LISTED ENTRIES
## Begin

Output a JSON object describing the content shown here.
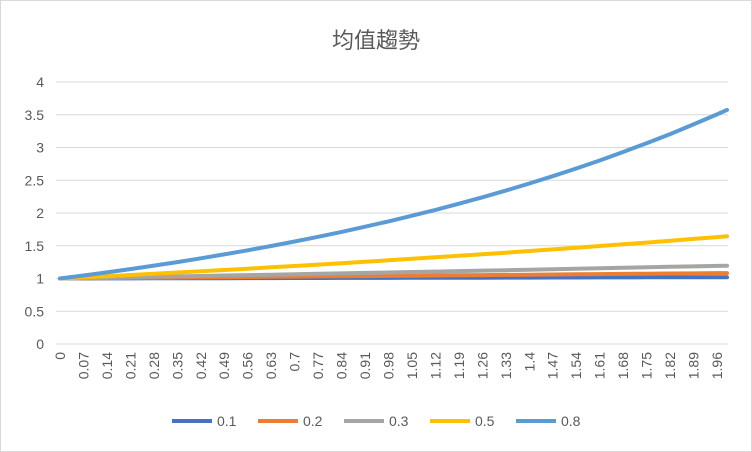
{
  "chart_data": {
    "type": "line",
    "title": "均值趨勢",
    "xlabel": "",
    "ylabel": "",
    "ylim": [
      0,
      4
    ],
    "yticks": [
      "0",
      "0.5",
      "1",
      "1.5",
      "2",
      "2.5",
      "3",
      "3.5",
      "4"
    ],
    "xtick_labels": [
      "0",
      "0.07",
      "0.14",
      "0.21",
      "0.28",
      "0.35",
      "0.42",
      "0.49",
      "0.56",
      "0.63",
      "0.7",
      "0.77",
      "0.84",
      "0.91",
      "0.98",
      "1.05",
      "1.12",
      "1.19",
      "1.26",
      "1.33",
      "1.4",
      "1.47",
      "1.54",
      "1.61",
      "1.68",
      "1.75",
      "1.82",
      "1.89",
      "1.96"
    ],
    "x": [
      0,
      0.07,
      0.14,
      0.21,
      0.28,
      0.35,
      0.42,
      0.49,
      0.56,
      0.63,
      0.7,
      0.77,
      0.84,
      0.91,
      0.98,
      1.05,
      1.12,
      1.19,
      1.26,
      1.33,
      1.4,
      1.47,
      1.54,
      1.61,
      1.68,
      1.75,
      1.82,
      1.89,
      1.96,
      1.99
    ],
    "grid": true,
    "legend_position": "bottom",
    "series": [
      {
        "name": "0.1",
        "color": "#4472C4",
        "values": [
          1,
          1.0007,
          1.0014,
          1.0021,
          1.0028,
          1.0035,
          1.0042,
          1.0049,
          1.0056,
          1.0063,
          1.007,
          1.0077,
          1.0084,
          1.0091,
          1.0099,
          1.0106,
          1.0113,
          1.012,
          1.0127,
          1.0134,
          1.0141,
          1.0148,
          1.0155,
          1.0162,
          1.0169,
          1.0177,
          1.0184,
          1.0191,
          1.0198,
          1.0201
        ]
      },
      {
        "name": "0.2",
        "color": "#ED7D31",
        "values": [
          1,
          1.0028,
          1.0056,
          1.0084,
          1.0113,
          1.0141,
          1.0169,
          1.0198,
          1.0227,
          1.0255,
          1.0284,
          1.0313,
          1.0342,
          1.0371,
          1.04,
          1.0429,
          1.0459,
          1.0488,
          1.0518,
          1.0547,
          1.0577,
          1.0606,
          1.0636,
          1.0666,
          1.0696,
          1.0726,
          1.0756,
          1.0786,
          1.0817,
          1.0829
        ]
      },
      {
        "name": "0.3",
        "color": "#A5A5A5",
        "values": [
          1,
          1.0063,
          1.0127,
          1.0191,
          1.0255,
          1.032,
          1.0385,
          1.0451,
          1.0517,
          1.0583,
          1.065,
          1.0717,
          1.0785,
          1.0853,
          1.0921,
          1.099,
          1.106,
          1.113,
          1.12,
          1.1271,
          1.1342,
          1.1414,
          1.1486,
          1.1558,
          1.1631,
          1.1705,
          1.1779,
          1.1853,
          1.1928,
          1.1961
        ]
      },
      {
        "name": "0.5",
        "color": "#FFC000",
        "values": [
          1,
          1.0177,
          1.0356,
          1.0538,
          1.0724,
          1.0913,
          1.1106,
          1.1302,
          1.1503,
          1.1707,
          1.1912,
          1.2122,
          1.2337,
          1.2554,
          1.2776,
          1.3002,
          1.3231,
          1.3465,
          1.3703,
          1.3945,
          1.4191,
          1.4442,
          1.4697,
          1.4957,
          1.522,
          1.5488,
          1.5762,
          1.6041,
          1.6323,
          1.6446
        ]
      },
      {
        "name": "0.8",
        "color": "#5B9BD5",
        "values": [
          1,
          1.0458,
          1.0937,
          1.1438,
          1.1963,
          1.2511,
          1.3084,
          1.3684,
          1.431,
          1.4966,
          1.5652,
          1.6369,
          1.7119,
          1.7904,
          1.8724,
          1.9582,
          2.0479,
          2.1418,
          2.2399,
          2.3425,
          2.4498,
          2.562,
          2.6794,
          2.8022,
          2.9306,
          3.0649,
          3.2053,
          3.3522,
          3.5058,
          3.5738
        ]
      }
    ]
  }
}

## End

EXERCISE REQUIREMENTS
Reproduce every record above exactly, but leave out the pictures.

TASK SOLUTION
Output a JSON object describing the content shown here.
{
  "chart_data": {
    "type": "line",
    "title": "均值趨勢",
    "xlabel": "",
    "ylabel": "",
    "ylim": [
      0,
      4
    ],
    "yticks": [
      "0",
      "0.5",
      "1",
      "1.5",
      "2",
      "2.5",
      "3",
      "3.5",
      "4"
    ],
    "xtick_labels": [
      "0",
      "0.07",
      "0.14",
      "0.21",
      "0.28",
      "0.35",
      "0.42",
      "0.49",
      "0.56",
      "0.63",
      "0.7",
      "0.77",
      "0.84",
      "0.91",
      "0.98",
      "1.05",
      "1.12",
      "1.19",
      "1.26",
      "1.33",
      "1.4",
      "1.47",
      "1.54",
      "1.61",
      "1.68",
      "1.75",
      "1.82",
      "1.89",
      "1.96"
    ],
    "x": [
      0,
      0.07,
      0.14,
      0.21,
      0.28,
      0.35,
      0.42,
      0.49,
      0.56,
      0.63,
      0.7,
      0.77,
      0.84,
      0.91,
      0.98,
      1.05,
      1.12,
      1.19,
      1.26,
      1.33,
      1.4,
      1.47,
      1.54,
      1.61,
      1.68,
      1.75,
      1.82,
      1.89,
      1.96,
      1.99
    ],
    "grid": true,
    "legend_position": "bottom",
    "series": [
      {
        "name": "0.1",
        "color": "#4472C4",
        "values": [
          1,
          1.0007,
          1.0014,
          1.0021,
          1.0028,
          1.0035,
          1.0042,
          1.0049,
          1.0056,
          1.0063,
          1.007,
          1.0077,
          1.0084,
          1.0091,
          1.0099,
          1.0106,
          1.0113,
          1.012,
          1.0127,
          1.0134,
          1.0141,
          1.0148,
          1.0155,
          1.0162,
          1.0169,
          1.0177,
          1.0184,
          1.0191,
          1.0198,
          1.0201
        ]
      },
      {
        "name": "0.2",
        "color": "#ED7D31",
        "values": [
          1,
          1.0028,
          1.0056,
          1.0084,
          1.0113,
          1.0141,
          1.0169,
          1.0198,
          1.0227,
          1.0255,
          1.0284,
          1.0313,
          1.0342,
          1.0371,
          1.04,
          1.0429,
          1.0459,
          1.0488,
          1.0518,
          1.0547,
          1.0577,
          1.0606,
          1.0636,
          1.0666,
          1.0696,
          1.0726,
          1.0756,
          1.0786,
          1.0817,
          1.0829
        ]
      },
      {
        "name": "0.3",
        "color": "#A5A5A5",
        "values": [
          1,
          1.0063,
          1.0127,
          1.0191,
          1.0255,
          1.032,
          1.0385,
          1.0451,
          1.0517,
          1.0583,
          1.065,
          1.0717,
          1.0785,
          1.0853,
          1.0921,
          1.099,
          1.106,
          1.113,
          1.12,
          1.1271,
          1.1342,
          1.1414,
          1.1486,
          1.1558,
          1.1631,
          1.1705,
          1.1779,
          1.1853,
          1.1928,
          1.1961
        ]
      },
      {
        "name": "0.5",
        "color": "#FFC000",
        "values": [
          1,
          1.0177,
          1.0356,
          1.0538,
          1.0724,
          1.0913,
          1.1106,
          1.1302,
          1.1503,
          1.1707,
          1.1912,
          1.2122,
          1.2337,
          1.2554,
          1.2776,
          1.3002,
          1.3231,
          1.3465,
          1.3703,
          1.3945,
          1.4191,
          1.4442,
          1.4697,
          1.4957,
          1.522,
          1.5488,
          1.5762,
          1.6041,
          1.6323,
          1.6446
        ]
      },
      {
        "name": "0.8",
        "color": "#5B9BD5",
        "values": [
          1,
          1.0458,
          1.0937,
          1.1438,
          1.1963,
          1.2511,
          1.3084,
          1.3684,
          1.431,
          1.4966,
          1.5652,
          1.6369,
          1.7119,
          1.7904,
          1.8724,
          1.9582,
          2.0479,
          2.1418,
          2.2399,
          2.3425,
          2.4498,
          2.562,
          2.6794,
          2.8022,
          2.9306,
          3.0649,
          3.2053,
          3.3522,
          3.5058,
          3.5738
        ]
      }
    ]
  }
}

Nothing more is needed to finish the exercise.